*** RECORDS TO USE ***
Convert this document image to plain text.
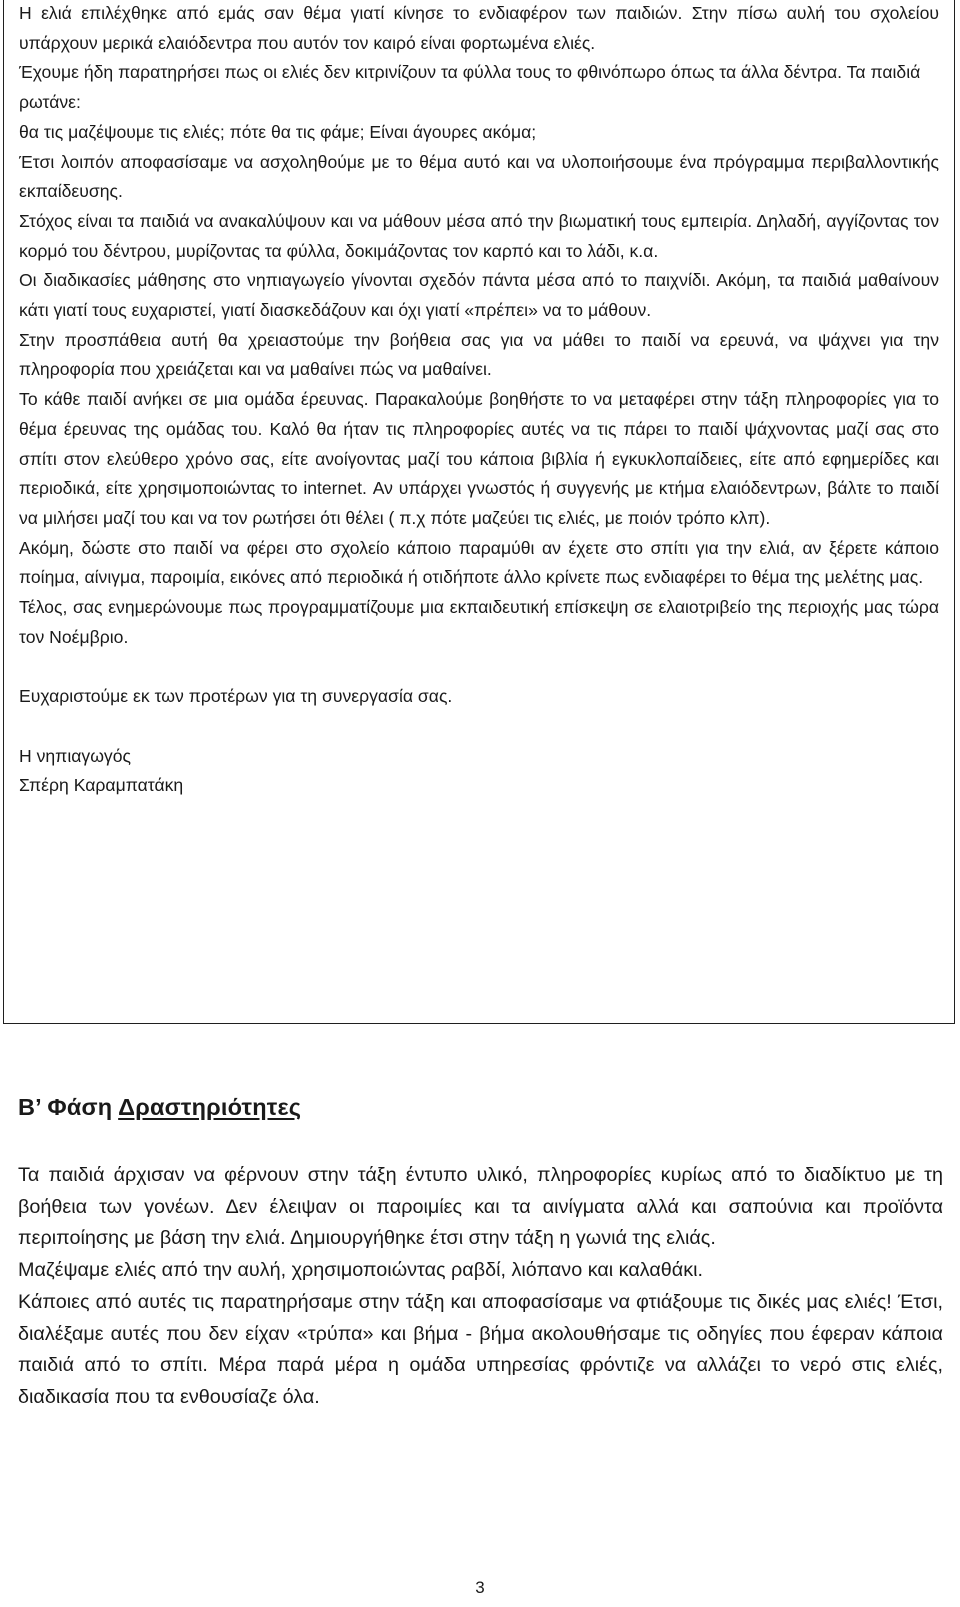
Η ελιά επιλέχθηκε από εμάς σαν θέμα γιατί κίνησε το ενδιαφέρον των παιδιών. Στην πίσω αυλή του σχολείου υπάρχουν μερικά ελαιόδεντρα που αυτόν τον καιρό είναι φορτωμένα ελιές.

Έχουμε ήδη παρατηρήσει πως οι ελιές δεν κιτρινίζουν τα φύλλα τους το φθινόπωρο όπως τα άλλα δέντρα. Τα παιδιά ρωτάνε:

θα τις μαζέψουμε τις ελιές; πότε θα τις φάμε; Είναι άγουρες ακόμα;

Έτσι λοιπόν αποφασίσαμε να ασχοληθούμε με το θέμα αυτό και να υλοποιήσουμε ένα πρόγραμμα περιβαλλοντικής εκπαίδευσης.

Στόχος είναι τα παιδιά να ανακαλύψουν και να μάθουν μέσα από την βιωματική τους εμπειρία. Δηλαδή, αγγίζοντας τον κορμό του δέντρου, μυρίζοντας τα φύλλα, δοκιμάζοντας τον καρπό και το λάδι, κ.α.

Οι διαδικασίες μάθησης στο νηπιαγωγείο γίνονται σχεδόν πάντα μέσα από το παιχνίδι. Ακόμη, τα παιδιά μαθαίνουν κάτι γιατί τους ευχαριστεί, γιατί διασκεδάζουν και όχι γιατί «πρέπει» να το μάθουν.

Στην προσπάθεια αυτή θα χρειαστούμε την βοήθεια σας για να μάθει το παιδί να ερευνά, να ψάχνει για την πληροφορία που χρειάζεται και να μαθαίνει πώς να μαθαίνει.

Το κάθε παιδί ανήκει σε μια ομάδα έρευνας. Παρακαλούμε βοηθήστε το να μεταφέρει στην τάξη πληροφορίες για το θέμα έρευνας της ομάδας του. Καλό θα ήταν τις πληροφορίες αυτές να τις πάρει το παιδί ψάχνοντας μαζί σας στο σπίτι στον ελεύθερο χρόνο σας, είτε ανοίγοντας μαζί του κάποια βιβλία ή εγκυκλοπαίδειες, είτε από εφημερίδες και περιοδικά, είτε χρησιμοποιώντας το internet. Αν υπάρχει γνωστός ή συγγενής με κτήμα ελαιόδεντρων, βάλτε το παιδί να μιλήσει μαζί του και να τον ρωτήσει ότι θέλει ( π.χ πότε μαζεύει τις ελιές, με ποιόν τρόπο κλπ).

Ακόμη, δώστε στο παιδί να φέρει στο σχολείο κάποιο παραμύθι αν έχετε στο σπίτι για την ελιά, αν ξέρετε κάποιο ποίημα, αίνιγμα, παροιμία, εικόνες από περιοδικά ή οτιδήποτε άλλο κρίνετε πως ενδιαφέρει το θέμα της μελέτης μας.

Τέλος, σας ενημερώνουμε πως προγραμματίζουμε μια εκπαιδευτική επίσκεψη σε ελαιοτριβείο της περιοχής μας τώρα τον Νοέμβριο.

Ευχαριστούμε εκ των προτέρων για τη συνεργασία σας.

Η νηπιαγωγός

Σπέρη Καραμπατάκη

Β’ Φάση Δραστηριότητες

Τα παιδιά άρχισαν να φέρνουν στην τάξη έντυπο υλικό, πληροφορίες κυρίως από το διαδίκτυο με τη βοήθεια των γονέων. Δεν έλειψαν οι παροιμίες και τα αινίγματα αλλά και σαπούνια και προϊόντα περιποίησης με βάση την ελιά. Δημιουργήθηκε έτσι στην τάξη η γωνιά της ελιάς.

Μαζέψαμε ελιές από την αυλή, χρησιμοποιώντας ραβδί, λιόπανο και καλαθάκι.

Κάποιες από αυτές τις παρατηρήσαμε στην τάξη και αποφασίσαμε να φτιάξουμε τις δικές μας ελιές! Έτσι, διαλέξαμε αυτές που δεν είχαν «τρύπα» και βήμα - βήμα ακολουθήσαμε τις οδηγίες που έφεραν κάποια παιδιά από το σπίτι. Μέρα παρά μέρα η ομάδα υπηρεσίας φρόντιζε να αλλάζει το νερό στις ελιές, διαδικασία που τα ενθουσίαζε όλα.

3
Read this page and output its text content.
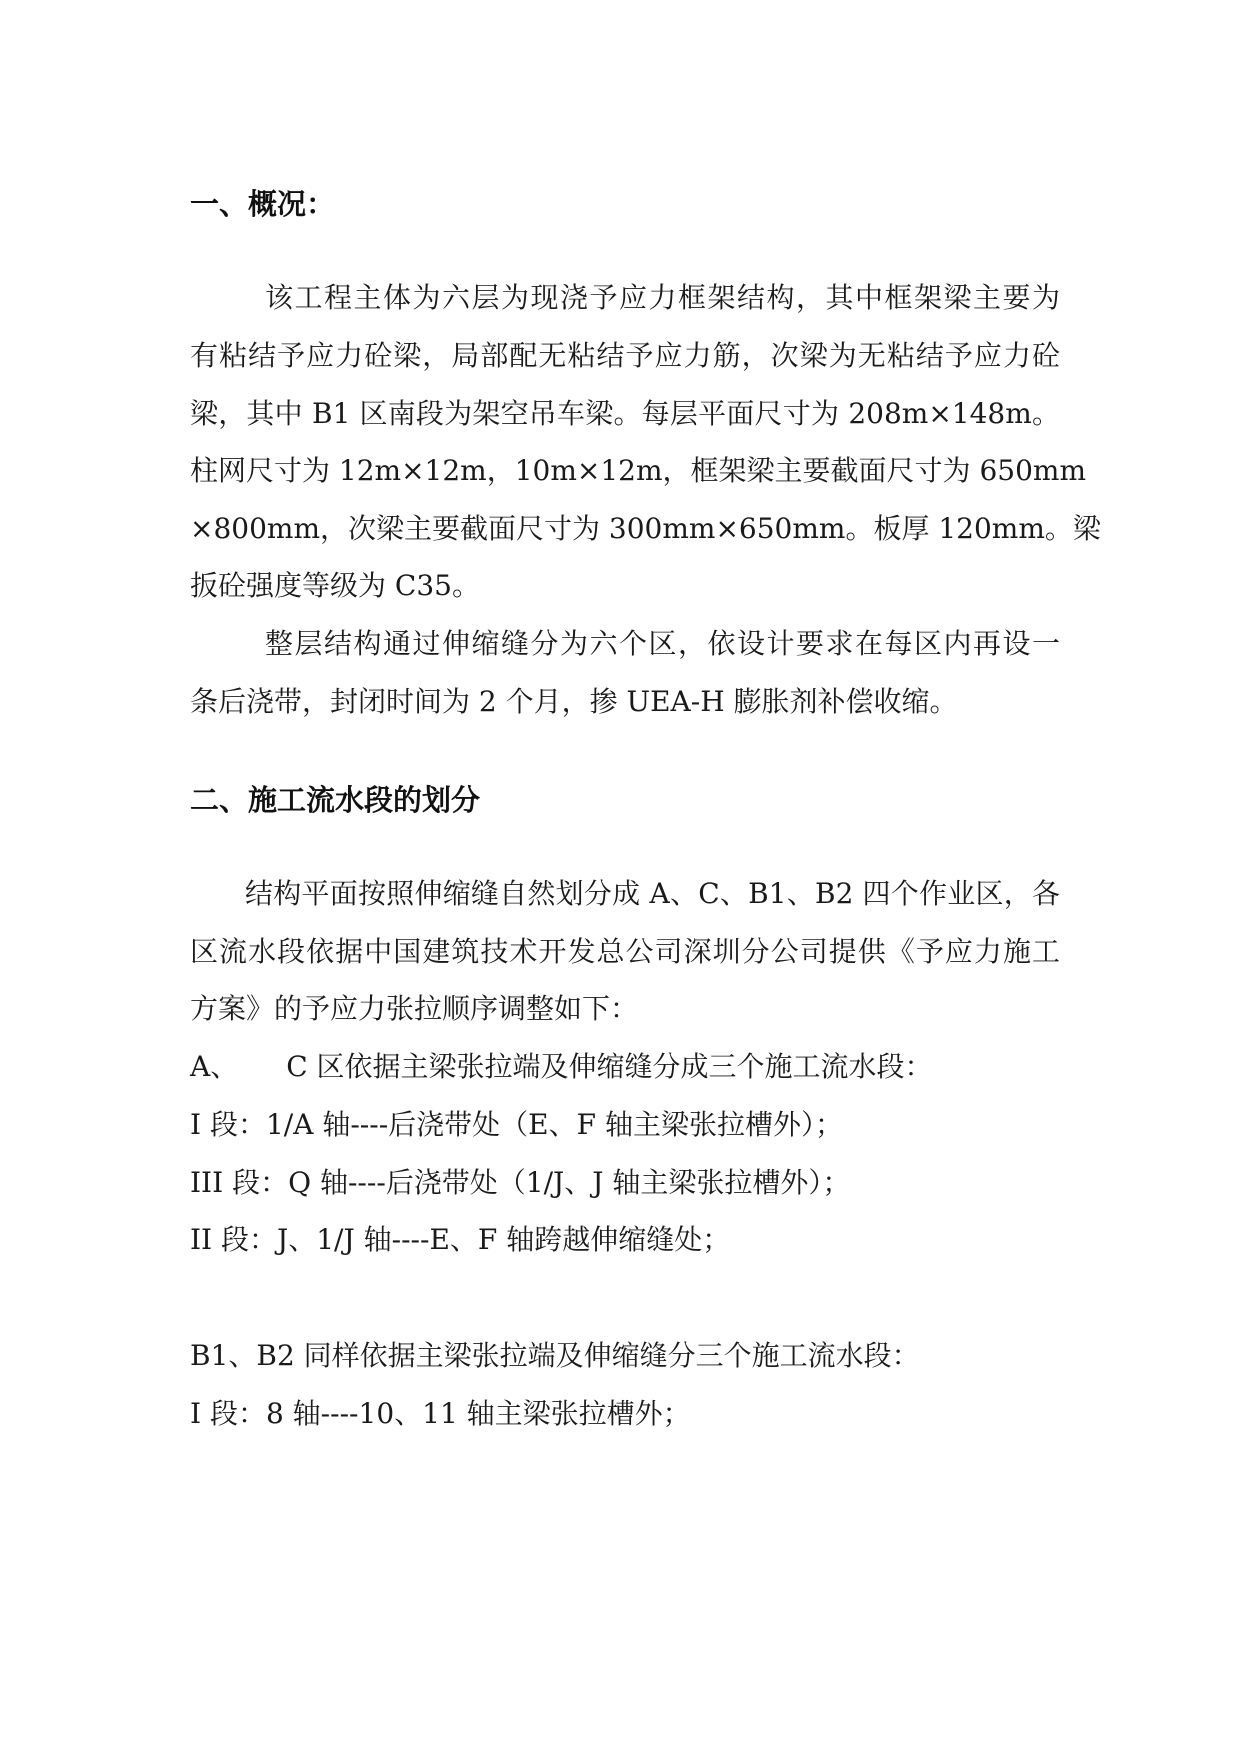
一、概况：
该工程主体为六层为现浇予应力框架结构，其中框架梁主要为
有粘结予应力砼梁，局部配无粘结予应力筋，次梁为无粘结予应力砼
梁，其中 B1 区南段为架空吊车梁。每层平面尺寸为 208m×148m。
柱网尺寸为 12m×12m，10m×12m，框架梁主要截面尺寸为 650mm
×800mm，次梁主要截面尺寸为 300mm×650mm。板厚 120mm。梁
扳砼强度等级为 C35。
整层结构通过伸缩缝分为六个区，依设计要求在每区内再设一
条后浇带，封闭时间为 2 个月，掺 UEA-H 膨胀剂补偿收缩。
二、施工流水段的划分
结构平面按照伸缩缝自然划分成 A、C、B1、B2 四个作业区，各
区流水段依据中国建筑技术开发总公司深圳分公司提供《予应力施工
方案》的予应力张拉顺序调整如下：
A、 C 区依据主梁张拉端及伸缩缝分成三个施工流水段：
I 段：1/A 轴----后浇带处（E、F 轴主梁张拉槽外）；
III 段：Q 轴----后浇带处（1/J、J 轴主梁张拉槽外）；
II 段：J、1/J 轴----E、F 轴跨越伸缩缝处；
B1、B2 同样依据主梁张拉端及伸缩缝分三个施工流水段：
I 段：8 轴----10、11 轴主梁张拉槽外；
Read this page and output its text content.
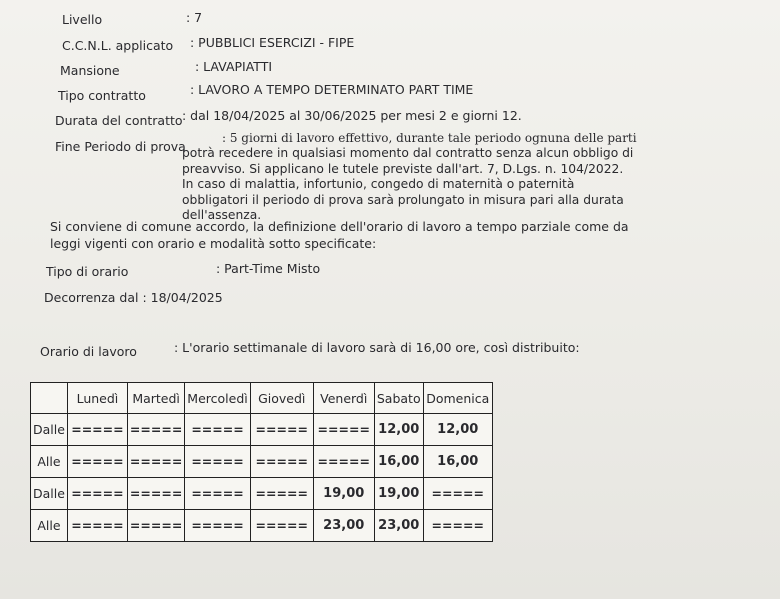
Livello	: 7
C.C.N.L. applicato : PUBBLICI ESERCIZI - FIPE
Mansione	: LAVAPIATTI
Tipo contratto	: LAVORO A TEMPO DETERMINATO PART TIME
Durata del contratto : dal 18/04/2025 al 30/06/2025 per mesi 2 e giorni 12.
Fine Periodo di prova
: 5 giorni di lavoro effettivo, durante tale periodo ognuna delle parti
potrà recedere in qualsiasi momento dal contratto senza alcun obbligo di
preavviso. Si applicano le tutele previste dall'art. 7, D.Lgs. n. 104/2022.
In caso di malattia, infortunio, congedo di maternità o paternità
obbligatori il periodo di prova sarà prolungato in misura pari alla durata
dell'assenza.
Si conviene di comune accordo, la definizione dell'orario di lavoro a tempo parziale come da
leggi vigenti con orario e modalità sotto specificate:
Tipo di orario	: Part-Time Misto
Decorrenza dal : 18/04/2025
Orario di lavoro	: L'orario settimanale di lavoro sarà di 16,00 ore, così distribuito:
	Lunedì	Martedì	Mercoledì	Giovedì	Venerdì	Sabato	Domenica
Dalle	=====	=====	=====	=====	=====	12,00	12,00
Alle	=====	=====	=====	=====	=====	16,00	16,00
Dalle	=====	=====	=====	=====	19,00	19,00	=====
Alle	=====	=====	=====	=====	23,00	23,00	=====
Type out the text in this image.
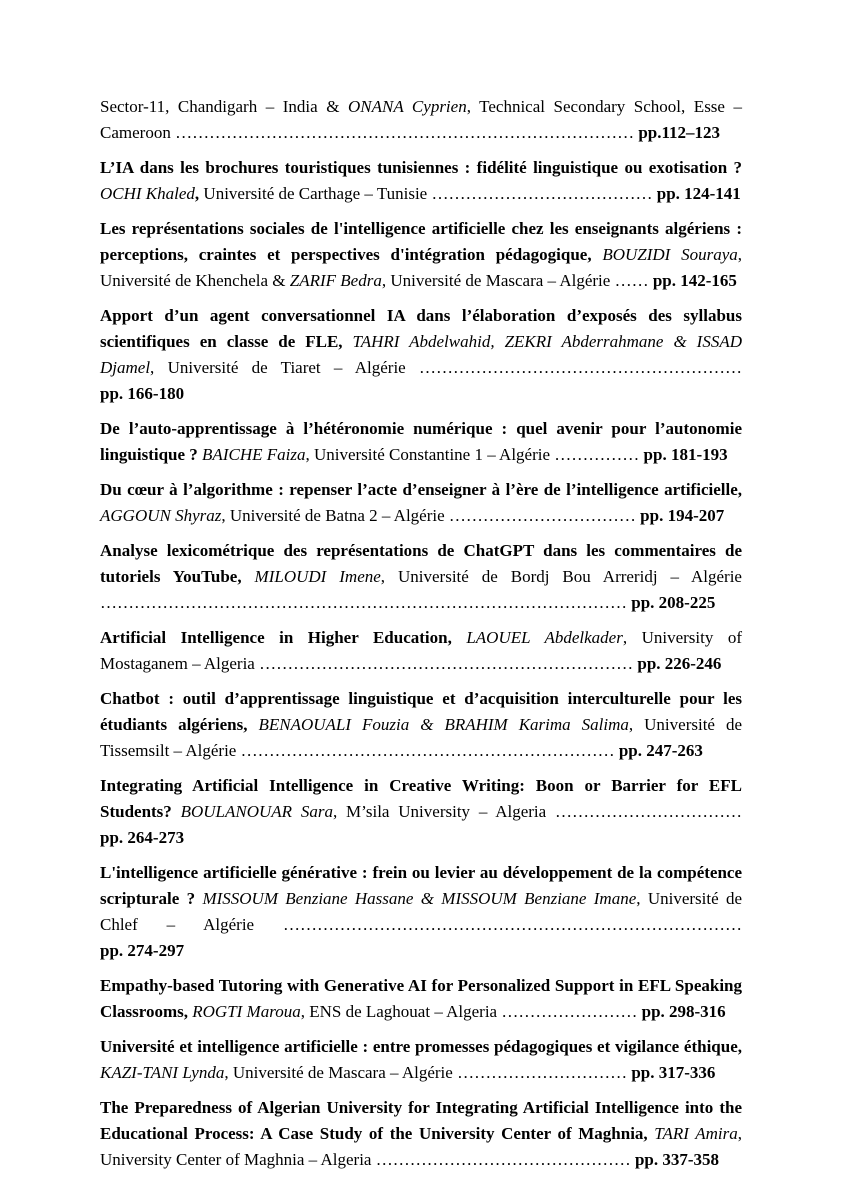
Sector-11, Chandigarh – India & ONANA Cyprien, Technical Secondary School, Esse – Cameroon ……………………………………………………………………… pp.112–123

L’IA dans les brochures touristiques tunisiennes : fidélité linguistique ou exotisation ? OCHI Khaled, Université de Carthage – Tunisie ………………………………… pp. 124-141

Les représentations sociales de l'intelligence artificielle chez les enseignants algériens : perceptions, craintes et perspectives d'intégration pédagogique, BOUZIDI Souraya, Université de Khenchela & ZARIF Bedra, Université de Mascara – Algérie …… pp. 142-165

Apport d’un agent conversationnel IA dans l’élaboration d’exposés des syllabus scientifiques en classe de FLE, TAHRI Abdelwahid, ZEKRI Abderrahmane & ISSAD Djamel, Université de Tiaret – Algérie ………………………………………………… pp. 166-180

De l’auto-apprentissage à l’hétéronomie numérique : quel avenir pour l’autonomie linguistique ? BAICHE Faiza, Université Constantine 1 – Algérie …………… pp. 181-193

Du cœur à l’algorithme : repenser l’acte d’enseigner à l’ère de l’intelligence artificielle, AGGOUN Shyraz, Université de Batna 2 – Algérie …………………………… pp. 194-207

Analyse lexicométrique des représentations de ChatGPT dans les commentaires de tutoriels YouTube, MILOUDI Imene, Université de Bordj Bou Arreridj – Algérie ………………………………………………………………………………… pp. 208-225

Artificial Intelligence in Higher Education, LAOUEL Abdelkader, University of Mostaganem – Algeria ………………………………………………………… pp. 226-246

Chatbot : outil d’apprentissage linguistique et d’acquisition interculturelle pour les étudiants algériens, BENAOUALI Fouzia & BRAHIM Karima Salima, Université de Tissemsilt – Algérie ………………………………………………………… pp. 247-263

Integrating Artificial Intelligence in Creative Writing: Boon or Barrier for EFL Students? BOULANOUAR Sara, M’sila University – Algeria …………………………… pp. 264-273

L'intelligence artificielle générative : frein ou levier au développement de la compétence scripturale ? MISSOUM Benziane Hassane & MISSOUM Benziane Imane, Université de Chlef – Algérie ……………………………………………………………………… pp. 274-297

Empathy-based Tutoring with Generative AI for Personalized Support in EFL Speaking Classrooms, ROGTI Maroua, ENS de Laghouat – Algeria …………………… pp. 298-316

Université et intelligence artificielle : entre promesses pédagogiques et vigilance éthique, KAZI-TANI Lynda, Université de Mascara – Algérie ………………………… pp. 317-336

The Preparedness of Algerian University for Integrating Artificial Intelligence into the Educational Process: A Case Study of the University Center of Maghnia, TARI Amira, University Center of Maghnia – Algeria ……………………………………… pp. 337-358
***
▶ _WRITTEN PROBLEM_
How many lines in these entries contain the string "Tipo"? State the number and nothing more.

▶ _WRITTEN RESPONSE_
2